**Job**
Reproduce the records below exactly as they appear.

**Data**
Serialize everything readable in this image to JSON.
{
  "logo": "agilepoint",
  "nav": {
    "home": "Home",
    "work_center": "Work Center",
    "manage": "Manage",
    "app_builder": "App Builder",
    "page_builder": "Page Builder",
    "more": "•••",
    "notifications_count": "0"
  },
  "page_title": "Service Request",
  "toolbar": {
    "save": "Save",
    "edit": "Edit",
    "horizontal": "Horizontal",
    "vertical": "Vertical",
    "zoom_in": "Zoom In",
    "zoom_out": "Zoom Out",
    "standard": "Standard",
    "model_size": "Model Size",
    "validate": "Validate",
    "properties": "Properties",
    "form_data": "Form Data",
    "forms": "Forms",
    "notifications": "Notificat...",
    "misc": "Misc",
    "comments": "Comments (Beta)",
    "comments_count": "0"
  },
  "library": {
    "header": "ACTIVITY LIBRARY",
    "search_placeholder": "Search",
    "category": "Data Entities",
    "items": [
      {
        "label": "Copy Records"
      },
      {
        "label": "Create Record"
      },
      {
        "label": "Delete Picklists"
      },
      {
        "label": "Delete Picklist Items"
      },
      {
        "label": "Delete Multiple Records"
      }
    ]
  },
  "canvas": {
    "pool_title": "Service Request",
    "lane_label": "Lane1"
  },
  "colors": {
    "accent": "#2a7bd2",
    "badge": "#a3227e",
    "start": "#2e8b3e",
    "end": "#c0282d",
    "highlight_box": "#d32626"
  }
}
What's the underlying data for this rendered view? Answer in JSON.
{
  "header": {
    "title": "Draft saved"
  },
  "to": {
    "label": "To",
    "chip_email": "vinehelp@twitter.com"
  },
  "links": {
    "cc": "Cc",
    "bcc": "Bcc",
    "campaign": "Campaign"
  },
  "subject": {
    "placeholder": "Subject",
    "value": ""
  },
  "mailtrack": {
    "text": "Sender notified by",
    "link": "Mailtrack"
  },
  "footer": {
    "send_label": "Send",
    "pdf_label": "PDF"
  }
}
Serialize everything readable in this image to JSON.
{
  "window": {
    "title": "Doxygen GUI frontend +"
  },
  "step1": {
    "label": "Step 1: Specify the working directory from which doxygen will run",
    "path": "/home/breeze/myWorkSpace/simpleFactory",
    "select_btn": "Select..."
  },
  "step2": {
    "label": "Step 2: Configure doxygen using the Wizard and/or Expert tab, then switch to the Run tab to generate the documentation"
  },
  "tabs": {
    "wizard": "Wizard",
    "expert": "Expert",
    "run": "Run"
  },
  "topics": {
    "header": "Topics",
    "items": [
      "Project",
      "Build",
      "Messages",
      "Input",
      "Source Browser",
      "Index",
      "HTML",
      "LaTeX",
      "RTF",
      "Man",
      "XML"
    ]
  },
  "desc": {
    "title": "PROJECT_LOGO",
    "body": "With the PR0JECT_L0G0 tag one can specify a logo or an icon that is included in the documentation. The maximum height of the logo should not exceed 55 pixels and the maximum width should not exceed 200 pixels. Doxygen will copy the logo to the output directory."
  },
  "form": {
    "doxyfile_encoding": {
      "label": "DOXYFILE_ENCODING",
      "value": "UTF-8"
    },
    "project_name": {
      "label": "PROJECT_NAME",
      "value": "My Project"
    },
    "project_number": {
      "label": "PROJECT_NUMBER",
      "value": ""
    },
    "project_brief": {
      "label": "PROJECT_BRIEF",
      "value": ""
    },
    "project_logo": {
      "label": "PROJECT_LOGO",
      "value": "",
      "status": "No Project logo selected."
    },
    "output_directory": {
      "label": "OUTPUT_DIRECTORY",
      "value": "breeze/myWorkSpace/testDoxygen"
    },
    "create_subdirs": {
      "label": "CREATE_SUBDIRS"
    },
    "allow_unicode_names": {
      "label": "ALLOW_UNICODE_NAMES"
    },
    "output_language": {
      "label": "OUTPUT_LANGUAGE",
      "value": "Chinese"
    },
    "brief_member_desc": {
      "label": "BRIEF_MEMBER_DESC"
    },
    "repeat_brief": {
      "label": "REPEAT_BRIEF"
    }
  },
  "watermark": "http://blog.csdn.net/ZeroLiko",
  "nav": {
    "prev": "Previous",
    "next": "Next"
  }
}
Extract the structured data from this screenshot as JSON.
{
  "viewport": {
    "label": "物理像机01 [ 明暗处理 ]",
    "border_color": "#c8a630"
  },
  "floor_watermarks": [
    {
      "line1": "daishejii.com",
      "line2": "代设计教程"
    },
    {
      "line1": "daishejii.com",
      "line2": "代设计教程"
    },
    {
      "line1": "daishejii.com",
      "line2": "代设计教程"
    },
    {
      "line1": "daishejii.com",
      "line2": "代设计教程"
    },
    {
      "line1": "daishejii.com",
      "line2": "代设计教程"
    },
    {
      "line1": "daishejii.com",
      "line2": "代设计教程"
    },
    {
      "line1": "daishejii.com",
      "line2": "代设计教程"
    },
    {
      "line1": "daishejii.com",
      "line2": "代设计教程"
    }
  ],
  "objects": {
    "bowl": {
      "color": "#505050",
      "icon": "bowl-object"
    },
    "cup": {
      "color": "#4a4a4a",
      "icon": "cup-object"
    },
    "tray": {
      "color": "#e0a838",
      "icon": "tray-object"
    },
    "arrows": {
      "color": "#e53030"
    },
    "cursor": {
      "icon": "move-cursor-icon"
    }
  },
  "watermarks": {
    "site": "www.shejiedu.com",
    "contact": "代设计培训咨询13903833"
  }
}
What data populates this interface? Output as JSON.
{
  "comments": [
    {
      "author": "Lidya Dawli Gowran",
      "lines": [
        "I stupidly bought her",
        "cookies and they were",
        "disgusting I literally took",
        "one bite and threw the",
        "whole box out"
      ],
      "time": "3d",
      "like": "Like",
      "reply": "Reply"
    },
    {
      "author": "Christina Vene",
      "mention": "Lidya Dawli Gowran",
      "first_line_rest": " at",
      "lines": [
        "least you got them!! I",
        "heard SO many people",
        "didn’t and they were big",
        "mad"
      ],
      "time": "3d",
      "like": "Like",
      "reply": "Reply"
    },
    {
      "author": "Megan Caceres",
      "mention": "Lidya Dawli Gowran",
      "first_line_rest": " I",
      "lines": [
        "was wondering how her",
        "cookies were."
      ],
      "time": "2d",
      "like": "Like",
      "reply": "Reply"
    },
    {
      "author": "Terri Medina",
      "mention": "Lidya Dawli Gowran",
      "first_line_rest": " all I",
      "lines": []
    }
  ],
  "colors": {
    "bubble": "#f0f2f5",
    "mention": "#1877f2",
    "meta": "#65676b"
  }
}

**Reply**
Serialize everything readable in this image to JSON.
{
  "logo": "agilepoint",
  "nav": {
    "home": "Home",
    "work_center": "Work Center",
    "manage": "Manage",
    "app_builder": "App Builder",
    "page_builder": "Page Builder",
    "more": "•••",
    "notifications_count": "0"
  },
  "page_title": "Service Request",
  "toolbar": {
    "save": "Save",
    "edit": "Edit",
    "horizontal": "Horizontal",
    "vertical": "Vertical",
    "zoom_in": "Zoom In",
    "zoom_out": "Zoom Out",
    "standard": "Standard",
    "model_size": "Model Size",
    "validate": "Validate",
    "properties": "Properties",
    "form_data": "Form Data",
    "forms": "Forms",
    "notifications": "Notificat...",
    "misc": "Misc",
    "comments": "Comments (Beta)",
    "comments_count": "0"
  },
  "library": {
    "header": "ACTIVITY LIBRARY",
    "search_placeholder": "Search",
    "category": "Data Entities",
    "items": [
      {
        "label": "Copy Records"
      },
      {
        "label": "Create Record"
      },
      {
        "label": "Delete Picklists"
      },
      {
        "label": "Delete Picklist Items"
      },
      {
        "label": "Delete Multiple Records"
      }
    ]
  },
  "canvas": {
    "pool_title": "Service Request",
    "lane_label": "Lane1"
  },
  "colors": {
    "accent": "#2a7bd2",
    "badge": "#a3227e",
    "start": "#2e8b3e",
    "end": "#c0282d",
    "highlight_box": "#d32626"
  }
}
What's the underlying data for this rendered view? Answer in JSON.
{
  "header": {
    "title": "Draft saved"
  },
  "to": {
    "label": "To",
    "chip_email": "vinehelp@twitter.com"
  },
  "links": {
    "cc": "Cc",
    "bcc": "Bcc",
    "campaign": "Campaign"
  },
  "subject": {
    "placeholder": "Subject",
    "value": ""
  },
  "mailtrack": {
    "text": "Sender notified by",
    "link": "Mailtrack"
  },
  "footer": {
    "send_label": "Send",
    "pdf_label": "PDF"
  }
}
Serialize everything readable in this image to JSON.
{
  "window": {
    "title": "Doxygen GUI frontend +"
  },
  "step1": {
    "label": "Step 1: Specify the working directory from which doxygen will run",
    "path": "/home/breeze/myWorkSpace/simpleFactory",
    "select_btn": "Select..."
  },
  "step2": {
    "label": "Step 2: Configure doxygen using the Wizard and/or Expert tab, then switch to the Run tab to generate the documentation"
  },
  "tabs": {
    "wizard": "Wizard",
    "expert": "Expert",
    "run": "Run"
  },
  "topics": {
    "header": "Topics",
    "items": [
      "Project",
      "Build",
      "Messages",
      "Input",
      "Source Browser",
      "Index",
      "HTML",
      "LaTeX",
      "RTF",
      "Man",
      "XML"
    ]
  },
  "desc": {
    "title": "PROJECT_LOGO",
    "body": "With the PR0JECT_L0G0 tag one can specify a logo or an icon that is included in the documentation. The maximum height of the logo should not exceed 55 pixels and the maximum width should not exceed 200 pixels. Doxygen will copy the logo to the output directory."
  },
  "form": {
    "doxyfile_encoding": {
      "label": "DOXYFILE_ENCODING",
      "value": "UTF-8"
    },
    "project_name": {
      "label": "PROJECT_NAME",
      "value": "My Project"
    },
    "project_number": {
      "label": "PROJECT_NUMBER",
      "value": ""
    },
    "project_brief": {
      "label": "PROJECT_BRIEF",
      "value": ""
    },
    "project_logo": {
      "label": "PROJECT_LOGO",
      "value": "",
      "status": "No Project logo selected."
    },
    "output_directory": {
      "label": "OUTPUT_DIRECTORY",
      "value": "breeze/myWorkSpace/testDoxygen"
    },
    "create_subdirs": {
      "label": "CREATE_SUBDIRS"
    },
    "allow_unicode_names": {
      "label": "ALLOW_UNICODE_NAMES"
    },
    "output_language": {
      "label": "OUTPUT_LANGUAGE",
      "value": "Chinese"
    },
    "brief_member_desc": {
      "label": "BRIEF_MEMBER_DESC"
    },
    "repeat_brief": {
      "label": "REPEAT_BRIEF"
    }
  },
  "watermark": "http://blog.csdn.net/ZeroLiko",
  "nav": {
    "prev": "Previous",
    "next": "Next"
  }
}
Extract the structured data from this screenshot as JSON.
{
  "viewport": {
    "label": "物理像机01 [ 明暗处理 ]",
    "border_color": "#c8a630"
  },
  "floor_watermarks": [
    {
      "line1": "daishejii.com",
      "line2": "代设计教程"
    },
    {
      "line1": "daishejii.com",
      "line2": "代设计教程"
    },
    {
      "line1": "daishejii.com",
      "line2": "代设计教程"
    },
    {
      "line1": "daishejii.com",
      "line2": "代设计教程"
    },
    {
      "line1": "daishejii.com",
      "line2": "代设计教程"
    },
    {
      "line1": "daishejii.com",
      "line2": "代设计教程"
    },
    {
      "line1": "daishejii.com",
      "line2": "代设计教程"
    },
    {
      "line1": "daishejii.com",
      "line2": "代设计教程"
    }
  ],
  "objects": {
    "bowl": {
      "color": "#505050",
      "icon": "bowl-object"
    },
    "cup": {
      "color": "#4a4a4a",
      "icon": "cup-object"
    },
    "tray": {
      "color": "#e0a838",
      "icon": "tray-object"
    },
    "arrows": {
      "color": "#e53030"
    },
    "cursor": {
      "icon": "move-cursor-icon"
    }
  },
  "watermarks": {
    "site": "www.shejiedu.com",
    "contact": "代设计培训咨询13903833"
  }
}
What data populates this interface? Output as JSON.
{
  "comments": [
    {
      "author": "Lidya Dawli Gowran",
      "lines": [
        "I stupidly bought her",
        "cookies and they were",
        "disgusting I literally took",
        "one bite and threw the",
        "whole box out"
      ],
      "time": "3d",
      "like": "Like",
      "reply": "Reply"
    },
    {
      "author": "Christina Vene",
      "mention": "Lidya Dawli Gowran",
      "first_line_rest": " at",
      "lines": [
        "least you got them!! I",
        "heard SO many people",
        "didn’t and they were big",
        "mad"
      ],
      "time": "3d",
      "like": "Like",
      "reply": "Reply"
    },
    {
      "author": "Megan Caceres",
      "mention": "Lidya Dawli Gowran",
      "first_line_rest": " I",
      "lines": [
        "was wondering how her",
        "cookies were."
      ],
      "time": "2d",
      "like": "Like",
      "reply": "Reply"
    },
    {
      "author": "Terri Medina",
      "mention": "Lidya Dawli Gowran",
      "first_line_rest": " all I",
      "lines": []
    }
  ],
  "colors": {
    "bubble": "#f0f2f5",
    "mention": "#1877f2",
    "meta": "#65676b"
  }
}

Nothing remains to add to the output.